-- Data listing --
..............................

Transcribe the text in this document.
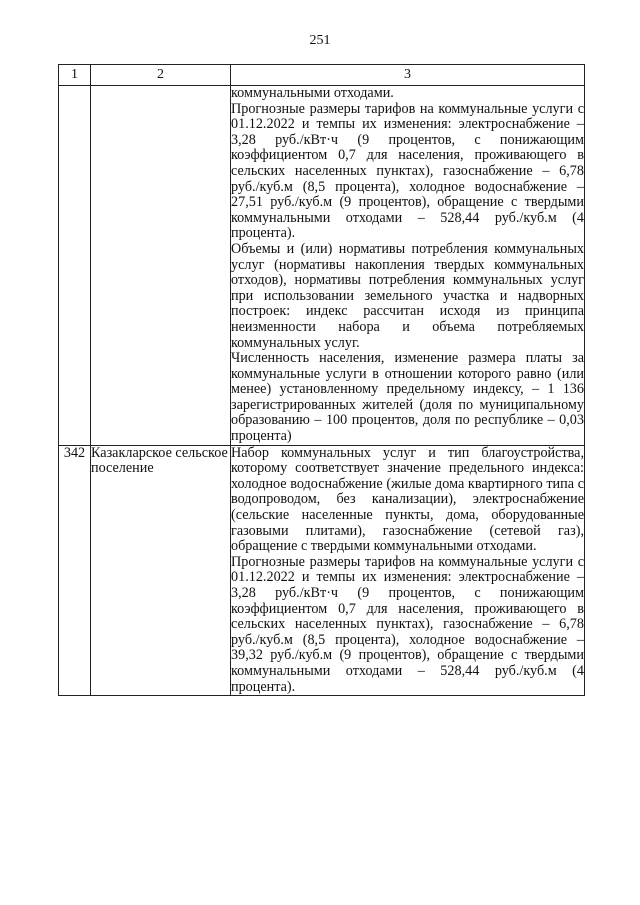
251
1	2	3

		коммунальными отходами.

Прогнозные размеры тарифов на коммунальные услуги с 01.12.2022 и темпы их изменения: электроснабжение – 3,28 руб./кВт·ч (9 процентов, с понижающим коэффициентом 0,7 для населения, проживающего в сельских населенных пунктах), газоснабжение – 6,78 руб./куб.м (8,5 процента), холодное водоснабжение – 27,51 руб./куб.м (9 процентов), обращение с твердыми коммунальными отходами – 528,44 руб./куб.м (4 процента).

Объемы и (или) нормативы потребления коммунальных услуг (нормативы накопления твердых коммунальных отходов), нормативы потребления коммунальных услуг при использовании земельного участка и надворных построек: индекс рассчитан исходя из принципа неизменности набора и объема потребляемых коммунальных услуг.

Численность населения, изменение размера платы за коммунальные услуги в отношении которого равно (или менее) установленному предельному индексу, – 1 136 зарегистрированных жителей (доля по муниципальному образованию – 100 процентов, доля по республике – 0,03 процента)

342	Казакларское сельское поселение	Набор коммунальных услуг и тип благоустройства, которому соответствует значение предельного индекса: холодное водоснабжение (жилые дома квартирного типа с водопроводом, без канализации), электроснабжение (сельские населенные пункты, дома, оборудованные газовыми плитами), газоснабжение (сетевой газ), обращение с твердыми коммунальными отходами.

Прогнозные размеры тарифов на коммунальные услуги с 01.12.2022 и темпы их изменения: электроснабжение – 3,28 руб./кВт·ч (9 процентов, с понижающим коэффициентом 0,7 для населения, проживающего в сельских населенных пунктах), газоснабжение – 6,78 руб./куб.м (8,5 процента), холодное водоснабжение – 39,32 руб./куб.м (9 процентов), обращение с твердыми коммунальными отходами – 528,44 руб./куб.м (4 процента).
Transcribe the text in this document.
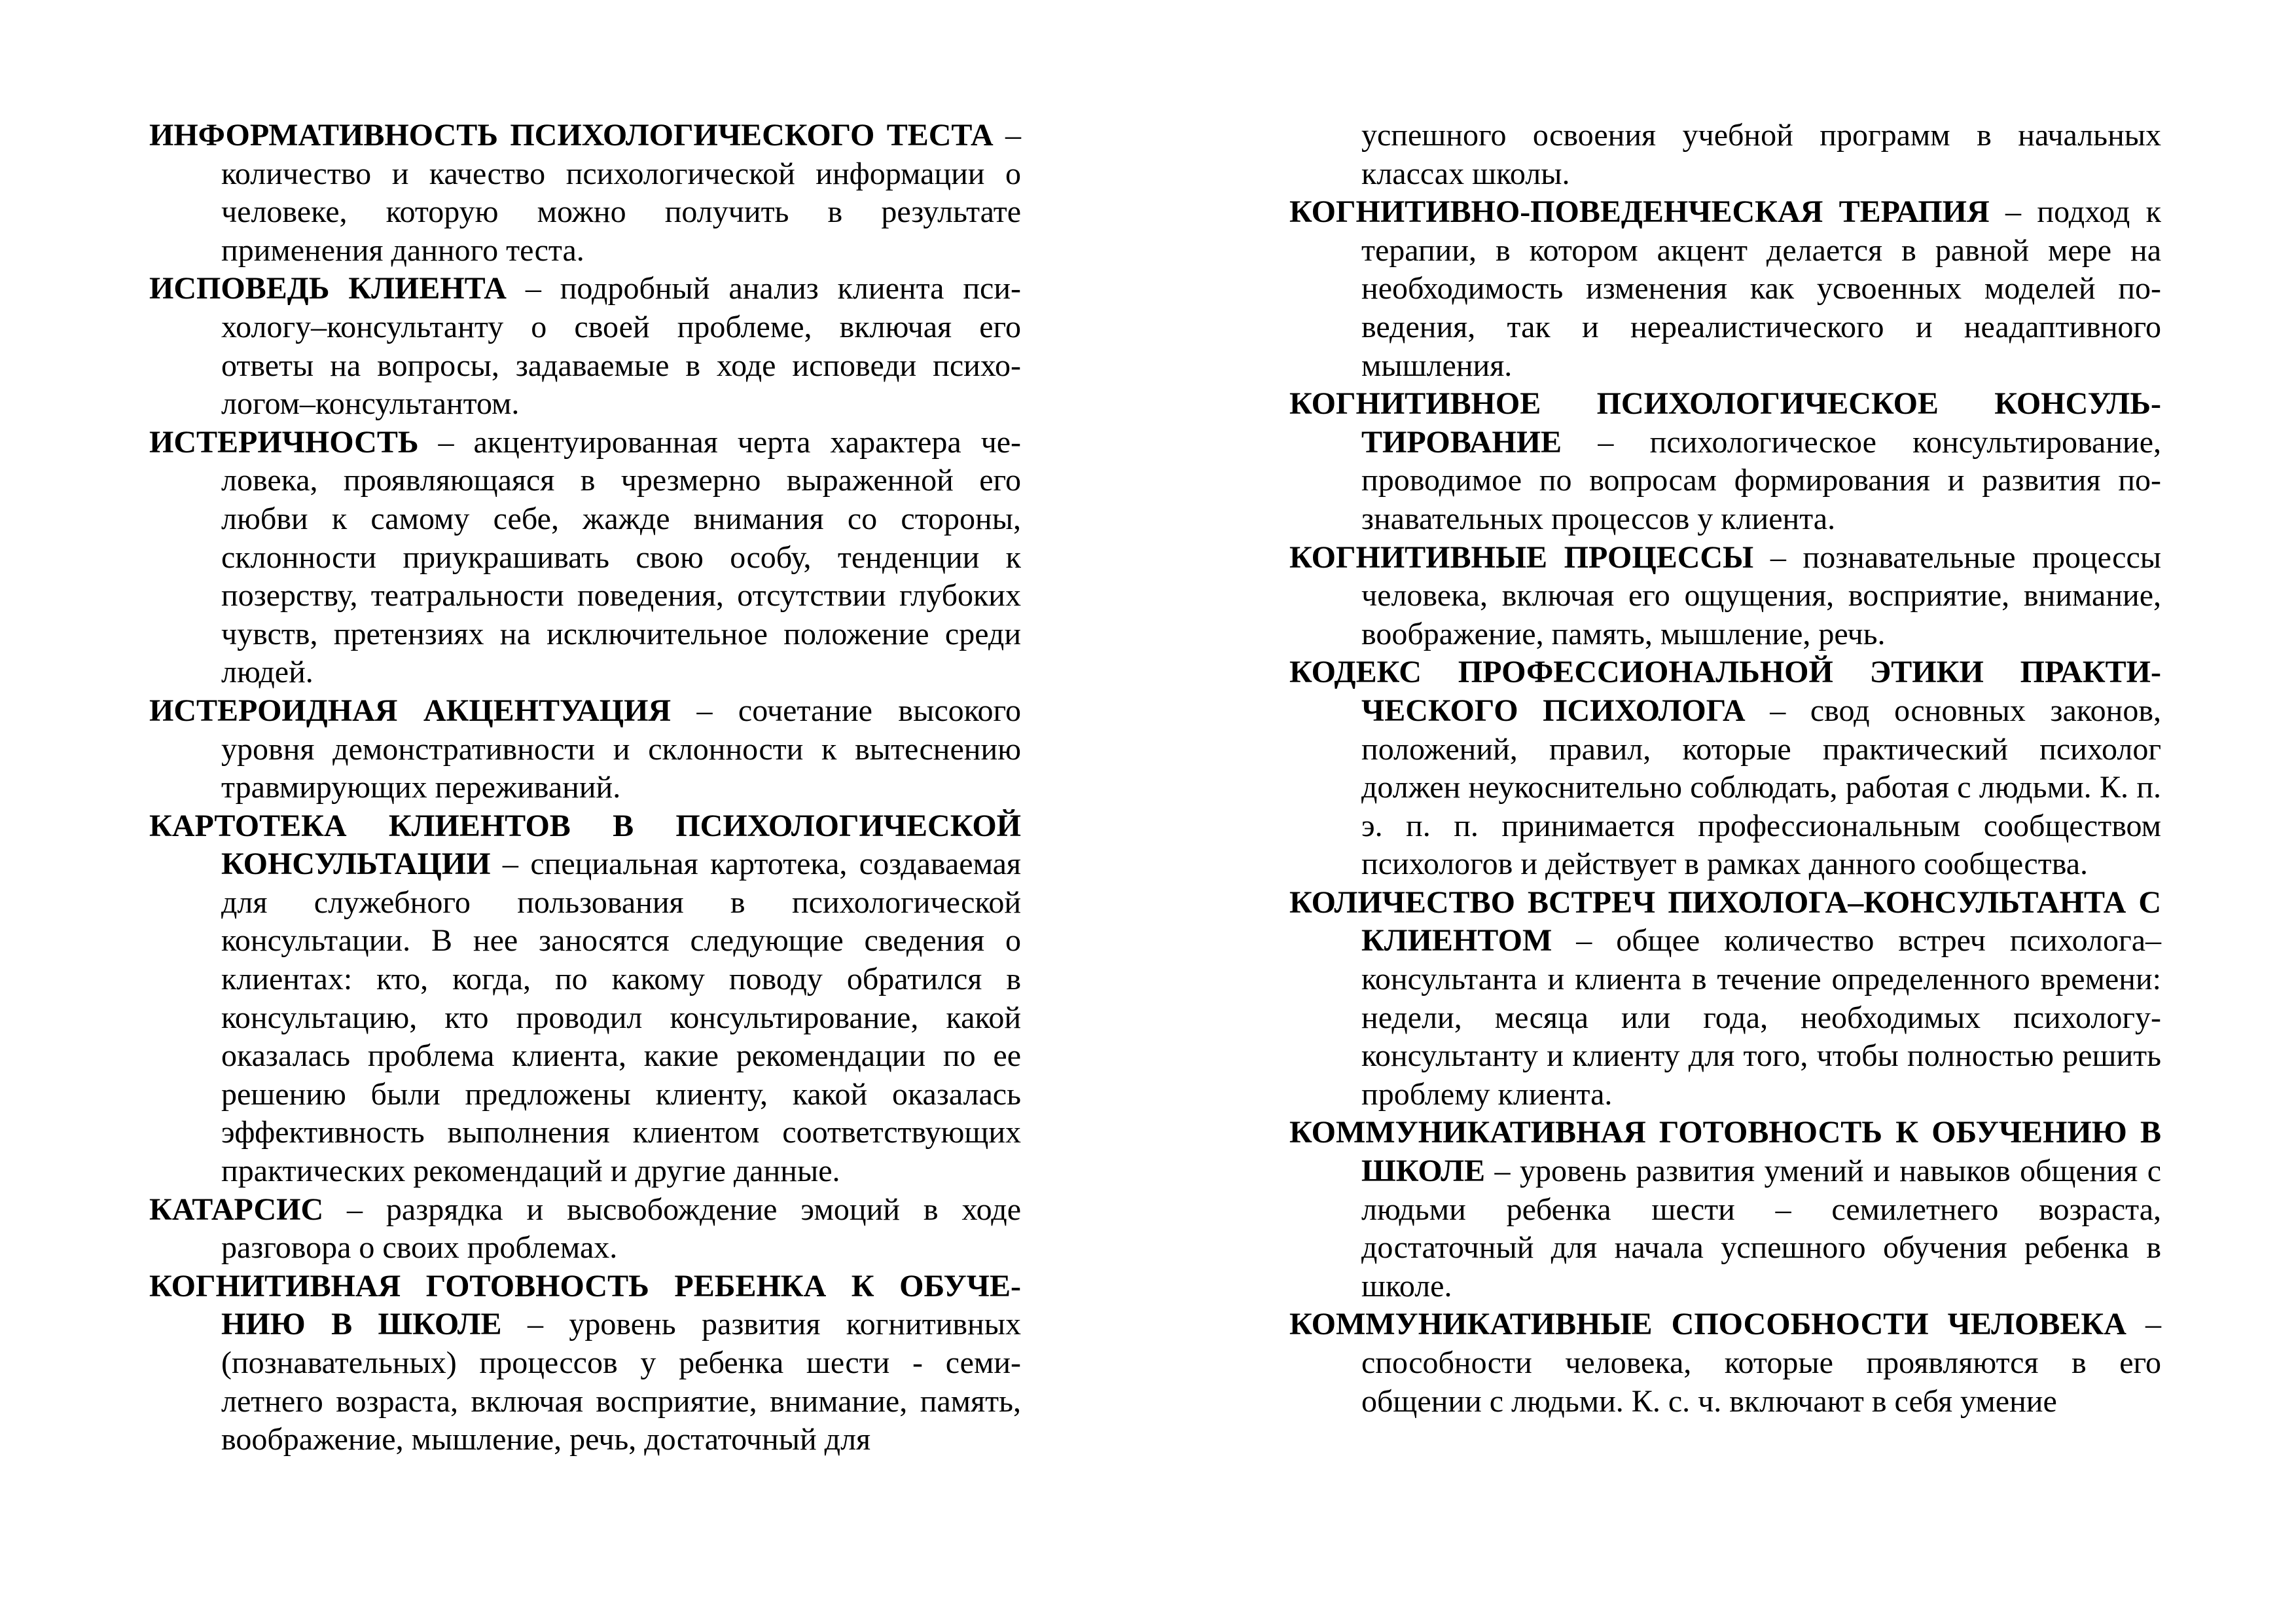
ИНФОРМАТИВНОСТЬ ПСИХОЛОГИЧЕСКОГО ТЕСТА – количество и качество психологической информации о человеке, которую можно получить в результате применения данного теста.

ИСПОВЕДЬ КЛИЕНТА – подробный анализ клиента психологу–консультанту о своей проблеме, включая его ответы на вопросы, задаваемые в ходе исповеди психологом–консультантом.

ИСТЕРИЧНОСТЬ – акцентуированная черта характера человека, проявляющаяся в чрезмерно выраженной его любви к самому себе, жажде внимания со стороны, склонности приукрашивать свою особу, тенденции к позерству, театральности поведения, отсутствии глубоких чувств, претензиях на исключительное положение среди людей.

ИСТЕРОИДНАЯ АКЦЕНТУАЦИЯ – сочетание высокого уровня демонстративности и склонности к вытеснению травмирующих переживаний.

КАРТОТЕКА КЛИЕНТОВ В ПСИХОЛОГИЧЕСКОЙ КОНСУЛЬТАЦИИ – специальная картотека, создаваемая для служебного пользования в психологической консультации. В нее заносятся следующие сведения о клиентах: кто, когда, по какому поводу обратился в консультацию, кто проводил консультирование, какой оказалась проблема клиента, какие рекомендации по ее решению были предложены клиенту, какой оказалась эффективность выполнения клиентом соответствующих практических рекомендаций и другие данные.

КАТАРСИС – разрядка и высвобождение эмоций в ходе разговора о своих проблемах.

КОГНИТИВНАЯ ГОТОВНОСТЬ РЕБЕНКА К ОБУЧЕНИЮ В ШКОЛЕ – уровень развития когнитивных (познавательных) процессов у ребенка шести - семилетнего возраста, включая восприятие, внимание, память, воображение, мышление, речь, достаточный для

успешного освоения учебной программ в начальных классах школы.

КОГНИТИВНО-ПОВЕДЕНЧЕСКАЯ ТЕРАПИЯ – подход к терапии, в котором акцент делается в равной мере на необходимость изменения как усвоенных моделей поведения, так и нереалистического и неадаптивного мышления.

КОГНИТИВНОЕ ПСИХОЛОГИЧЕСКОЕ КОНСУЛЬТИРОВАНИЕ – психологическое консультирование, проводимое по вопросам формирования и развития познавательных процессов у клиента.

КОГНИТИВНЫЕ ПРОЦЕССЫ – познавательные процессы человека, включая его ощущения, восприятие, внимание, воображение, память, мышление, речь.

КОДЕКС ПРОФЕССИОНАЛЬНОЙ ЭТИКИ ПРАКТИЧЕСКОГО ПСИХОЛОГА – свод основных законов, положений, правил, которые практический психолог должен неукоснительно соблюдать, работая с людьми. К. п. э. п. п. принимается профессиональным сообществом психологов и действует в рамках данного сообщества.

КОЛИЧЕСТВО ВСТРЕЧ ПИХОЛОГА–КОНСУЛЬТАНТА С КЛИЕНТОМ – общее количество встреч психолога–консультанта и клиента в течение определенного времени: недели, месяца или года, необходимых психологу-консультанту и клиенту для того, чтобы полностью решить проблему клиента.

КОММУНИКАТИВНАЯ ГОТОВНОСТЬ К ОБУЧЕНИЮ В ШКОЛЕ – уровень развития умений и навыков общения с людьми ребенка шести – семилетнего возраста, достаточный для начала успешного обучения ребенка в школе.

КОММУНИКАТИВНЫЕ СПОСОБНОСТИ ЧЕЛОВЕКА – способности человека, которые проявляются в его общении с людьми. К. с. ч. включают в себя умение
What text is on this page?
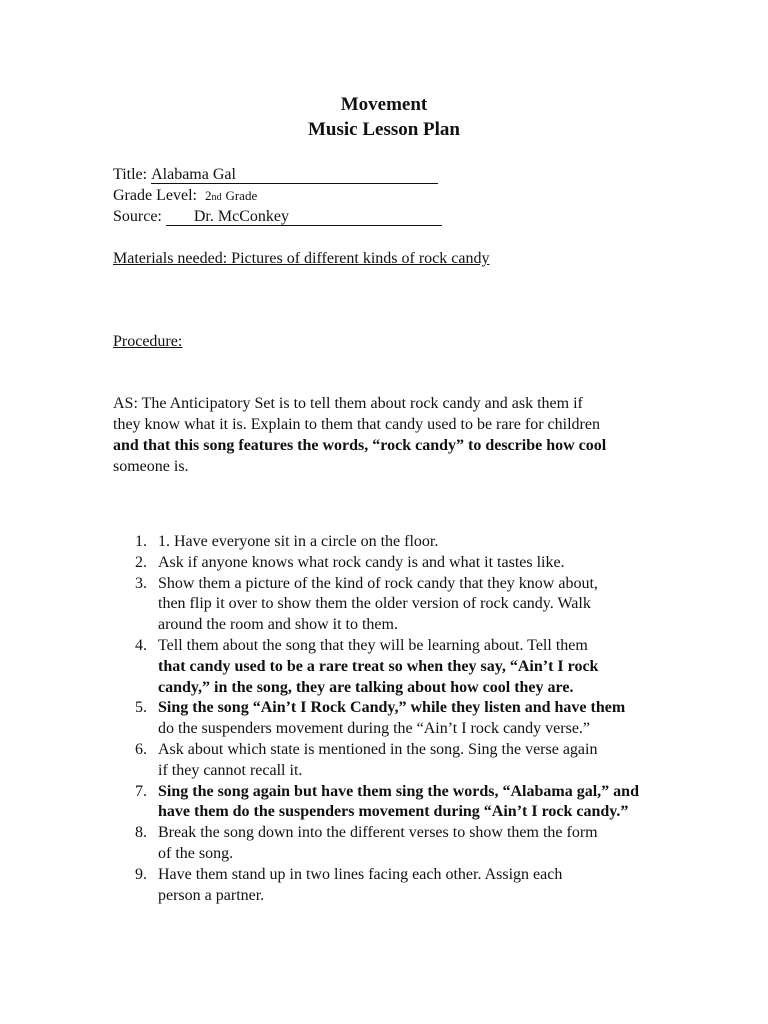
Movement
Music Lesson Plan
Title: Alabama Gal
Grade Level: 2nd Grade
Source: Dr. McConkey
Materials needed: Pictures of different kinds of rock candy
Procedure:
AS: The Anticipatory Set is to tell them about rock candy and ask them if
they know what it is. Explain to them that candy used to be rare for children
and that this song features the words, “rock candy” to describe how cool
someone is.
1. 1. Have everyone sit in a circle on the floor.
2. Ask if anyone knows what rock candy is and what it tastes like.
3. Show them a picture of the kind of rock candy that they know about,
then flip it over to show them the older version of rock candy. Walk
around the room and show it to them.
4. Tell them about the song that they will be learning about. Tell them
that candy used to be a rare treat so when they say, “Ain’t I rock
candy,” in the song, they are talking about how cool they are.
5. Sing the song “Ain’t I Rock Candy,” while they listen and have them
do the suspenders movement during the “Ain’t I rock candy verse.”
6. Ask about which state is mentioned in the song. Sing the verse again
if they cannot recall it.
7. Sing the song again but have them sing the words, “Alabama gal,” and
have them do the suspenders movement during “Ain’t I rock candy.”
8. Break the song down into the different verses to show them the form
of the song.
9. Have them stand up in two lines facing each other. Assign each
person a partner.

..............................

Every record above should be transcribed exactly; the pictures stay out of the copy.

Transcribe the text in this document.
251
1	2	3

		коммунальными отходами.

Прогнозные размеры тарифов на коммунальные услуги с 01.12.2022 и темпы их изменения: электроснабжение – 3,28 руб./кВт·ч (9 процентов, с понижающим коэффициентом 0,7 для населения, проживающего в сельских населенных пунктах), газоснабжение – 6,78 руб./куб.м (8,5 процента), холодное водоснабжение – 27,51 руб./куб.м (9 процентов), обращение с твердыми коммунальными отходами – 528,44 руб./куб.м (4 процента).

Объемы и (или) нормативы потребления коммунальных услуг (нормативы накопления твердых коммунальных отходов), нормативы потребления коммунальных услуг при использовании земельного участка и надворных построек: индекс рассчитан исходя из принципа неизменности набора и объема потребляемых коммунальных услуг.

Численность населения, изменение размера платы за коммунальные услуги в отношении которого равно (или менее) установленному предельному индексу, – 1 136 зарегистрированных жителей (доля по муниципальному образованию – 100 процентов, доля по республике – 0,03 процента)

342	Казакларское сельское поселение	Набор коммунальных услуг и тип благоустройства, которому соответствует значение предельного индекса: холодное водоснабжение (жилые дома квартирного типа с водопроводом, без канализации), электроснабжение (сельские населенные пункты, дома, оборудованные газовыми плитами), газоснабжение (сетевой газ), обращение с твердыми коммунальными отходами.

Прогнозные размеры тарифов на коммунальные услуги с 01.12.2022 и темпы их изменения: электроснабжение – 3,28 руб./кВт·ч (9 процентов, с понижающим коэффициентом 0,7 для населения, проживающего в сельских населенных пунктах), газоснабжение – 6,78 руб./куб.м (8,5 процента), холодное водоснабжение – 39,32 руб./куб.м (9 процентов), обращение с твердыми коммунальными отходами – 528,44 руб./куб.м (4 процента).
Transcribe the text in this document.
ИНФОРМАТИВНОСТЬ ПСИХОЛОГИЧЕСКОГО ТЕСТА – количество и качество психологической информации о человеке, которую можно получить в результате применения данного теста.

ИСПОВЕДЬ КЛИЕНТА – подробный анализ клиента психологу–консультанту о своей проблеме, включая его ответы на вопросы, задаваемые в ходе исповеди психологом–консультантом.

ИСТЕРИЧНОСТЬ – акцентуированная черта характера человека, проявляющаяся в чрезмерно выраженной его любви к самому себе, жажде внимания со стороны, склонности приукрашивать свою особу, тенденции к позерству, театральности поведения, отсутствии глубоких чувств, претензиях на исключительное положение среди людей.

ИСТЕРОИДНАЯ АКЦЕНТУАЦИЯ – сочетание высокого уровня демонстративности и склонности к вытеснению травмирующих переживаний.

КАРТОТЕКА КЛИЕНТОВ В ПСИХОЛОГИЧЕСКОЙ КОНСУЛЬТАЦИИ – специальная картотека, создаваемая для служебного пользования в психологической консультации. В нее заносятся следующие сведения о клиентах: кто, когда, по какому поводу обратился в консультацию, кто проводил консультирование, какой оказалась проблема клиента, какие рекомендации по ее решению были предложены клиенту, какой оказалась эффективность выполнения клиентом соответствующих практических рекомендаций и другие данные.

КАТАРСИС – разрядка и высвобождение эмоций в ходе разговора о своих проблемах.

КОГНИТИВНАЯ ГОТОВНОСТЬ РЕБЕНКА К ОБУЧЕНИЮ В ШКОЛЕ – уровень развития когнитивных (познавательных) процессов у ребенка шести - семилетнего возраста, включая восприятие, внимание, память, воображение, мышление, речь, достаточный для

успешного освоения учебной программ в начальных классах школы.

КОГНИТИВНО-ПОВЕДЕНЧЕСКАЯ ТЕРАПИЯ – подход к терапии, в котором акцент делается в равной мере на необходимость изменения как усвоенных моделей поведения, так и нереалистического и неадаптивного мышления.

КОГНИТИВНОЕ ПСИХОЛОГИЧЕСКОЕ КОНСУЛЬТИРОВАНИЕ – психологическое консультирование, проводимое по вопросам формирования и развития познавательных процессов у клиента.

КОГНИТИВНЫЕ ПРОЦЕССЫ – познавательные процессы человека, включая его ощущения, восприятие, внимание, воображение, память, мышление, речь.

КОДЕКС ПРОФЕССИОНАЛЬНОЙ ЭТИКИ ПРАКТИЧЕСКОГО ПСИХОЛОГА – свод основных законов, положений, правил, которые практический психолог должен неукоснительно соблюдать, работая с людьми. К. п. э. п. п. принимается профессиональным сообществом психологов и действует в рамках данного сообщества.

КОЛИЧЕСТВО ВСТРЕЧ ПИХОЛОГА–КОНСУЛЬТАНТА С КЛИЕНТОМ – общее количество встреч психолога–консультанта и клиента в течение определенного времени: недели, месяца или года, необходимых психологу-консультанту и клиенту для того, чтобы полностью решить проблему клиента.

КОММУНИКАТИВНАЯ ГОТОВНОСТЬ К ОБУЧЕНИЮ В ШКОЛЕ – уровень развития умений и навыков общения с людьми ребенка шести – семилетнего возраста, достаточный для начала успешного обучения ребенка в школе.

КОММУНИКАТИВНЫЕ СПОСОБНОСТИ ЧЕЛОВЕКА – способности человека, которые проявляются в его общении с людьми. К. с. ч. включают в себя умение
What text is on this page?
Movement
Music Lesson Plan
Title: Alabama Gal
Grade Level: 2nd Grade
Source: Dr. McConkey
Materials needed: Pictures of different kinds of rock candy
Procedure:
AS: The Anticipatory Set is to tell them about rock candy and ask them if
they know what it is. Explain to them that candy used to be rare for children
and that this song features the words, “rock candy” to describe how cool
someone is.
1. 1. Have everyone sit in a circle on the floor.
2. Ask if anyone knows what rock candy is and what it tastes like.
3. Show them a picture of the kind of rock candy that they know about,
then flip it over to show them the older version of rock candy. Walk
around the room and show it to them.
4. Tell them about the song that they will be learning about. Tell them
that candy used to be a rare treat so when they say, “Ain’t I rock
candy,” in the song, they are talking about how cool they are.
5. Sing the song “Ain’t I Rock Candy,” while they listen and have them
do the suspenders movement during the “Ain’t I rock candy verse.”
6. Ask about which state is mentioned in the song. Sing the verse again
if they cannot recall it.
7. Sing the song again but have them sing the words, “Alabama gal,” and
have them do the suspenders movement during “Ain’t I rock candy.”
8. Break the song down into the different verses to show them the form
of the song.
9. Have them stand up in two lines facing each other. Assign each
person a partner.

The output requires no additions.